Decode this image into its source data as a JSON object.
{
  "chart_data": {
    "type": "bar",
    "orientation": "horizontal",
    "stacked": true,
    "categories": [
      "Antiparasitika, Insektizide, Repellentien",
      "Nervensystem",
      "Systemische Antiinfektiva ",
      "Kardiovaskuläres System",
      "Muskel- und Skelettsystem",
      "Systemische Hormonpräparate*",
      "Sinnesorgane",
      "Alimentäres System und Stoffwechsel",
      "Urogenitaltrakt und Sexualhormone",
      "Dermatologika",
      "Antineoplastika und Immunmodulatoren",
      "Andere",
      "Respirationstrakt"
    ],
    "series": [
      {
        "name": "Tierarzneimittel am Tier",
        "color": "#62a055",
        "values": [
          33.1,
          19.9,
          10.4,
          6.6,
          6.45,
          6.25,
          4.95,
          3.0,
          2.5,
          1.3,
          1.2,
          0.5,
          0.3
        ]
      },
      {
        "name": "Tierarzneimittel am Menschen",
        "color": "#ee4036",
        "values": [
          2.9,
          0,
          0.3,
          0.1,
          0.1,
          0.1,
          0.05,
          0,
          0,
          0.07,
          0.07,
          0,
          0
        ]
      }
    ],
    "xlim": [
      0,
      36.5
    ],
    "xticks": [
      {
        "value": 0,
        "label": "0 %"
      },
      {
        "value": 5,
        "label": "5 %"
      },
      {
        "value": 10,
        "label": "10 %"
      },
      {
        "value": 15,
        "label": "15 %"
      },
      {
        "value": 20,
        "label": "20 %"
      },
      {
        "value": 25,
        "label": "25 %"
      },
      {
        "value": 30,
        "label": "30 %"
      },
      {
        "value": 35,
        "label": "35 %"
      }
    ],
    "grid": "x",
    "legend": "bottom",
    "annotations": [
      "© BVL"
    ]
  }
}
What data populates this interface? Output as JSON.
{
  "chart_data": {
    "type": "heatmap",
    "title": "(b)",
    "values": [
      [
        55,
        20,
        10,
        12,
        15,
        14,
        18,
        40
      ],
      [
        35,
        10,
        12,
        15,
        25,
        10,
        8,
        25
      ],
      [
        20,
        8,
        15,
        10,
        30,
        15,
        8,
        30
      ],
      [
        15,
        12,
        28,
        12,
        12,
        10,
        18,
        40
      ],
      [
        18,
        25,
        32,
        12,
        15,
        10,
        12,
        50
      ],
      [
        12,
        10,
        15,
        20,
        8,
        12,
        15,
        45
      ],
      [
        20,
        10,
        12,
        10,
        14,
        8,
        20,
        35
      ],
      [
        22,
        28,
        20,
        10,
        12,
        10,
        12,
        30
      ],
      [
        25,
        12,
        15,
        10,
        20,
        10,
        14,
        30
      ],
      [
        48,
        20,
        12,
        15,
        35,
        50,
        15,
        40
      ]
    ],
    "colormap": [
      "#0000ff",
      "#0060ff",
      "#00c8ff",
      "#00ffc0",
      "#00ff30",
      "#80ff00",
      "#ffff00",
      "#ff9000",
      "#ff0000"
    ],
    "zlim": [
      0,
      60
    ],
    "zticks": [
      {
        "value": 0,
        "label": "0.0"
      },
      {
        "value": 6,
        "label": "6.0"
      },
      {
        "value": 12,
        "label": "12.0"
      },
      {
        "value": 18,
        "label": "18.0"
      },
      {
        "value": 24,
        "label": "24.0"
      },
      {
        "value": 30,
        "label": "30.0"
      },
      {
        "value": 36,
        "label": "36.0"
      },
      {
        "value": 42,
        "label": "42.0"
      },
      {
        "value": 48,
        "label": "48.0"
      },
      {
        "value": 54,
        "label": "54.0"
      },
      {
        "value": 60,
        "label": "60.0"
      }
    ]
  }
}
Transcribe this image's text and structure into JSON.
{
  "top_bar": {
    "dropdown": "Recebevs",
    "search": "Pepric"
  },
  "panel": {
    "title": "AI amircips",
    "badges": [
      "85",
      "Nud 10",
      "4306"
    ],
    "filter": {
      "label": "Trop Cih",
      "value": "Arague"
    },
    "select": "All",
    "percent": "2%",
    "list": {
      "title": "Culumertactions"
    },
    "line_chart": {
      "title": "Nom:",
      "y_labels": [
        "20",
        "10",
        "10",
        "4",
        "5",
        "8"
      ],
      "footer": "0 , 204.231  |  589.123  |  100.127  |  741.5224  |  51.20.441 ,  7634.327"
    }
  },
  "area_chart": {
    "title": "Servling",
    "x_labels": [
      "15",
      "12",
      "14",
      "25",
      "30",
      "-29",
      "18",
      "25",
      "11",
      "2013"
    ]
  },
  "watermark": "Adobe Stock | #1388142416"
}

**Set exercise**
Take the listing above and set it down exactly.

**Completed exercise**
Decode this image into its source data as a JSON object.
{
  "chart_data": {
    "type": "bar",
    "orientation": "horizontal",
    "stacked": true,
    "categories": [
      "Antiparasitika, Insektizide, Repellentien",
      "Nervensystem",
      "Systemische Antiinfektiva ",
      "Kardiovaskuläres System",
      "Muskel- und Skelettsystem",
      "Systemische Hormonpräparate*",
      "Sinnesorgane",
      "Alimentäres System und Stoffwechsel",
      "Urogenitaltrakt und Sexualhormone",
      "Dermatologika",
      "Antineoplastika und Immunmodulatoren",
      "Andere",
      "Respirationstrakt"
    ],
    "series": [
      {
        "name": "Tierarzneimittel am Tier",
        "color": "#62a055",
        "values": [
          33.1,
          19.9,
          10.4,
          6.6,
          6.45,
          6.25,
          4.95,
          3.0,
          2.5,
          1.3,
          1.2,
          0.5,
          0.3
        ]
      },
      {
        "name": "Tierarzneimittel am Menschen",
        "color": "#ee4036",
        "values": [
          2.9,
          0,
          0.3,
          0.1,
          0.1,
          0.1,
          0.05,
          0,
          0,
          0.07,
          0.07,
          0,
          0
        ]
      }
    ],
    "xlim": [
      0,
      36.5
    ],
    "xticks": [
      {
        "value": 0,
        "label": "0 %"
      },
      {
        "value": 5,
        "label": "5 %"
      },
      {
        "value": 10,
        "label": "10 %"
      },
      {
        "value": 15,
        "label": "15 %"
      },
      {
        "value": 20,
        "label": "20 %"
      },
      {
        "value": 25,
        "label": "25 %"
      },
      {
        "value": 30,
        "label": "30 %"
      },
      {
        "value": 35,
        "label": "35 %"
      }
    ],
    "grid": "x",
    "legend": "bottom",
    "annotations": [
      "© BVL"
    ]
  }
}
What data populates this interface? Output as JSON.
{
  "chart_data": {
    "type": "heatmap",
    "title": "(b)",
    "values": [
      [
        55,
        20,
        10,
        12,
        15,
        14,
        18,
        40
      ],
      [
        35,
        10,
        12,
        15,
        25,
        10,
        8,
        25
      ],
      [
        20,
        8,
        15,
        10,
        30,
        15,
        8,
        30
      ],
      [
        15,
        12,
        28,
        12,
        12,
        10,
        18,
        40
      ],
      [
        18,
        25,
        32,
        12,
        15,
        10,
        12,
        50
      ],
      [
        12,
        10,
        15,
        20,
        8,
        12,
        15,
        45
      ],
      [
        20,
        10,
        12,
        10,
        14,
        8,
        20,
        35
      ],
      [
        22,
        28,
        20,
        10,
        12,
        10,
        12,
        30
      ],
      [
        25,
        12,
        15,
        10,
        20,
        10,
        14,
        30
      ],
      [
        48,
        20,
        12,
        15,
        35,
        50,
        15,
        40
      ]
    ],
    "colormap": [
      "#0000ff",
      "#0060ff",
      "#00c8ff",
      "#00ffc0",
      "#00ff30",
      "#80ff00",
      "#ffff00",
      "#ff9000",
      "#ff0000"
    ],
    "zlim": [
      0,
      60
    ],
    "zticks": [
      {
        "value": 0,
        "label": "0.0"
      },
      {
        "value": 6,
        "label": "6.0"
      },
      {
        "value": 12,
        "label": "12.0"
      },
      {
        "value": 18,
        "label": "18.0"
      },
      {
        "value": 24,
        "label": "24.0"
      },
      {
        "value": 30,
        "label": "30.0"
      },
      {
        "value": 36,
        "label": "36.0"
      },
      {
        "value": 42,
        "label": "42.0"
      },
      {
        "value": 48,
        "label": "48.0"
      },
      {
        "value": 54,
        "label": "54.0"
      },
      {
        "value": 60,
        "label": "60.0"
      }
    ]
  }
}
Transcribe this image's text and structure into JSON.
{
  "top_bar": {
    "dropdown": "Recebevs",
    "search": "Pepric"
  },
  "panel": {
    "title": "AI amircips",
    "badges": [
      "85",
      "Nud 10",
      "4306"
    ],
    "filter": {
      "label": "Trop Cih",
      "value": "Arague"
    },
    "select": "All",
    "percent": "2%",
    "list": {
      "title": "Culumertactions"
    },
    "line_chart": {
      "title": "Nom:",
      "y_labels": [
        "20",
        "10",
        "10",
        "4",
        "5",
        "8"
      ],
      "footer": "0 , 204.231  |  589.123  |  100.127  |  741.5224  |  51.20.441 ,  7634.327"
    }
  },
  "area_chart": {
    "title": "Servling",
    "x_labels": [
      "15",
      "12",
      "14",
      "25",
      "30",
      "-29",
      "18",
      "25",
      "11",
      "2013"
    ]
  },
  "watermark": "Adobe Stock | #1388142416"
}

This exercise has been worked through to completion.